WHAT YOU HAVE TO DO
Repeat every entry in the listing below, exactly.

TASK INPUTS
>>>

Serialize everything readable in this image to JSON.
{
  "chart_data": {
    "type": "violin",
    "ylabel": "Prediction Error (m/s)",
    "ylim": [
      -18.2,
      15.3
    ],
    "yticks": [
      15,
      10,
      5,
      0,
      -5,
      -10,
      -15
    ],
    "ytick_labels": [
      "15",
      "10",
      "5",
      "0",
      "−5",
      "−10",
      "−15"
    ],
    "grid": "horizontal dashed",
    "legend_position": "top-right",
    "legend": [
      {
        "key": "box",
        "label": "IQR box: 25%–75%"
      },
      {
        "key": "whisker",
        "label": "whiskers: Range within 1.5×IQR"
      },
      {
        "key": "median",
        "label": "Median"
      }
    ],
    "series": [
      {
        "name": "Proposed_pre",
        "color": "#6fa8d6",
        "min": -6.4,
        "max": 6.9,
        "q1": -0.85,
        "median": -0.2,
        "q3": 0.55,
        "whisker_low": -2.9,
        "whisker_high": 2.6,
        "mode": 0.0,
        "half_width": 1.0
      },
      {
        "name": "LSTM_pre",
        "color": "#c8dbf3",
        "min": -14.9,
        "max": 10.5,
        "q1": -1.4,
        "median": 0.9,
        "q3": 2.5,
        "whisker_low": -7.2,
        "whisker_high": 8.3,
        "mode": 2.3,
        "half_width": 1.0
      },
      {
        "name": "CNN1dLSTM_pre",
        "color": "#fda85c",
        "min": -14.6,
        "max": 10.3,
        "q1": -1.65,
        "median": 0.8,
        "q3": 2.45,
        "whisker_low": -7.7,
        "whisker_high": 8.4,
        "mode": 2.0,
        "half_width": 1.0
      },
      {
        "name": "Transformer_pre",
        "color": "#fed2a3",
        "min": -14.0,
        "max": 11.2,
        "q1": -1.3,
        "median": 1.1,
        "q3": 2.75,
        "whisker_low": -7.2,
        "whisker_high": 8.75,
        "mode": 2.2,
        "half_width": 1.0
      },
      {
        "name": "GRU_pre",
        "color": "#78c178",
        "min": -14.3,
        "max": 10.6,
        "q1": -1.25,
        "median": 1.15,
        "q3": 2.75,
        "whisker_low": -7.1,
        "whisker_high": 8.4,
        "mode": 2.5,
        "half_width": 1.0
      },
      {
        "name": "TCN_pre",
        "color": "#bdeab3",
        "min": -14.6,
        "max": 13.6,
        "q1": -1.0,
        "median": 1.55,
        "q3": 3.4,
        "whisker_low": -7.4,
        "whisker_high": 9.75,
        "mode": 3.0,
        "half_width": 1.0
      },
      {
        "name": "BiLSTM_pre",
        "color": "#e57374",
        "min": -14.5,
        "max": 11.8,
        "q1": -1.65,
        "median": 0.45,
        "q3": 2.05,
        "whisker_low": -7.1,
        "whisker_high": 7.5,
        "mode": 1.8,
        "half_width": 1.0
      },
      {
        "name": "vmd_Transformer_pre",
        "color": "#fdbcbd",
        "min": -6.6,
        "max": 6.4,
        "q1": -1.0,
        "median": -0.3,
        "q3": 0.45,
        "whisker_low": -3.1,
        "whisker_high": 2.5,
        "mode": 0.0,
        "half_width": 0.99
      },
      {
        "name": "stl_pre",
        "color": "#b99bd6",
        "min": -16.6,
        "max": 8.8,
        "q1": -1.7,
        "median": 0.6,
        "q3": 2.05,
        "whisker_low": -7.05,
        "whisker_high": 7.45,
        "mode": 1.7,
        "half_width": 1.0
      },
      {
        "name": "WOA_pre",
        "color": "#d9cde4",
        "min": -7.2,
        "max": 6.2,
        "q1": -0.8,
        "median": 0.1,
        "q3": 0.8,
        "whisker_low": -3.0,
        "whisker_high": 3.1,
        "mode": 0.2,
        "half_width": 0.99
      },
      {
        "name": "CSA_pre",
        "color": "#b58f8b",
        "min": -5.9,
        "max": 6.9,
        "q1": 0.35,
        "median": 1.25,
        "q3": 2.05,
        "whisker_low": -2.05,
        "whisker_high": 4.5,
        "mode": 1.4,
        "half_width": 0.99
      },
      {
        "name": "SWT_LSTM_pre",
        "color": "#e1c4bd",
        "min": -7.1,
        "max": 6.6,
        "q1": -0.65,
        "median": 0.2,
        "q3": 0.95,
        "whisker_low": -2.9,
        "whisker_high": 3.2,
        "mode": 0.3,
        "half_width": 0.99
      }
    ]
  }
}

<<<

FINAL ANSWER
Serialize everything readable in this image to JSON.
{
  "chart_data": {
    "type": "violin",
    "ylabel": "Prediction Error (m/s)",
    "ylim": [
      -18.2,
      15.3
    ],
    "yticks": [
      15,
      10,
      5,
      0,
      -5,
      -10,
      -15
    ],
    "ytick_labels": [
      "15",
      "10",
      "5",
      "0",
      "−5",
      "−10",
      "−15"
    ],
    "grid": "horizontal dashed",
    "legend_position": "top-right",
    "legend": [
      {
        "key": "box",
        "label": "IQR box: 25%–75%"
      },
      {
        "key": "whisker",
        "label": "whiskers: Range within 1.5×IQR"
      },
      {
        "key": "median",
        "label": "Median"
      }
    ],
    "series": [
      {
        "name": "Proposed_pre",
        "color": "#6fa8d6",
        "min": -6.4,
        "max": 6.9,
        "q1": -0.85,
        "median": -0.2,
        "q3": 0.55,
        "whisker_low": -2.9,
        "whisker_high": 2.6,
        "mode": 0.0,
        "half_width": 1.0
      },
      {
        "name": "LSTM_pre",
        "color": "#c8dbf3",
        "min": -14.9,
        "max": 10.5,
        "q1": -1.4,
        "median": 0.9,
        "q3": 2.5,
        "whisker_low": -7.2,
        "whisker_high": 8.3,
        "mode": 2.3,
        "half_width": 1.0
      },
      {
        "name": "CNN1dLSTM_pre",
        "color": "#fda85c",
        "min": -14.6,
        "max": 10.3,
        "q1": -1.65,
        "median": 0.8,
        "q3": 2.45,
        "whisker_low": -7.7,
        "whisker_high": 8.4,
        "mode": 2.0,
        "half_width": 1.0
      },
      {
        "name": "Transformer_pre",
        "color": "#fed2a3",
        "min": -14.0,
        "max": 11.2,
        "q1": -1.3,
        "median": 1.1,
        "q3": 2.75,
        "whisker_low": -7.2,
        "whisker_high": 8.75,
        "mode": 2.2,
        "half_width": 1.0
      },
      {
        "name": "GRU_pre",
        "color": "#78c178",
        "min": -14.3,
        "max": 10.6,
        "q1": -1.25,
        "median": 1.15,
        "q3": 2.75,
        "whisker_low": -7.1,
        "whisker_high": 8.4,
        "mode": 2.5,
        "half_width": 1.0
      },
      {
        "name": "TCN_pre",
        "color": "#bdeab3",
        "min": -14.6,
        "max": 13.6,
        "q1": -1.0,
        "median": 1.55,
        "q3": 3.4,
        "whisker_low": -7.4,
        "whisker_high": 9.75,
        "mode": 3.0,
        "half_width": 1.0
      },
      {
        "name": "BiLSTM_pre",
        "color": "#e57374",
        "min": -14.5,
        "max": 11.8,
        "q1": -1.65,
        "median": 0.45,
        "q3": 2.05,
        "whisker_low": -7.1,
        "whisker_high": 7.5,
        "mode": 1.8,
        "half_width": 1.0
      },
      {
        "name": "vmd_Transformer_pre",
        "color": "#fdbcbd",
        "min": -6.6,
        "max": 6.4,
        "q1": -1.0,
        "median": -0.3,
        "q3": 0.45,
        "whisker_low": -3.1,
        "whisker_high": 2.5,
        "mode": 0.0,
        "half_width": 0.99
      },
      {
        "name": "stl_pre",
        "color": "#b99bd6",
        "min": -16.6,
        "max": 8.8,
        "q1": -1.7,
        "median": 0.6,
        "q3": 2.05,
        "whisker_low": -7.05,
        "whisker_high": 7.45,
        "mode": 1.7,
        "half_width": 1.0
      },
      {
        "name": "WOA_pre",
        "color": "#d9cde4",
        "min": -7.2,
        "max": 6.2,
        "q1": -0.8,
        "median": 0.1,
        "q3": 0.8,
        "whisker_low": -3.0,
        "whisker_high": 3.1,
        "mode": 0.2,
        "half_width": 0.99
      },
      {
        "name": "CSA_pre",
        "color": "#b58f8b",
        "min": -5.9,
        "max": 6.9,
        "q1": 0.35,
        "median": 1.25,
        "q3": 2.05,
        "whisker_low": -2.05,
        "whisker_high": 4.5,
        "mode": 1.4,
        "half_width": 0.99
      },
      {
        "name": "SWT_LSTM_pre",
        "color": "#e1c4bd",
        "min": -7.1,
        "max": 6.6,
        "q1": -0.65,
        "median": 0.2,
        "q3": 0.95,
        "whisker_low": -2.9,
        "whisker_high": 3.2,
        "mode": 0.3,
        "half_width": 0.99
      }
    ]
  }
}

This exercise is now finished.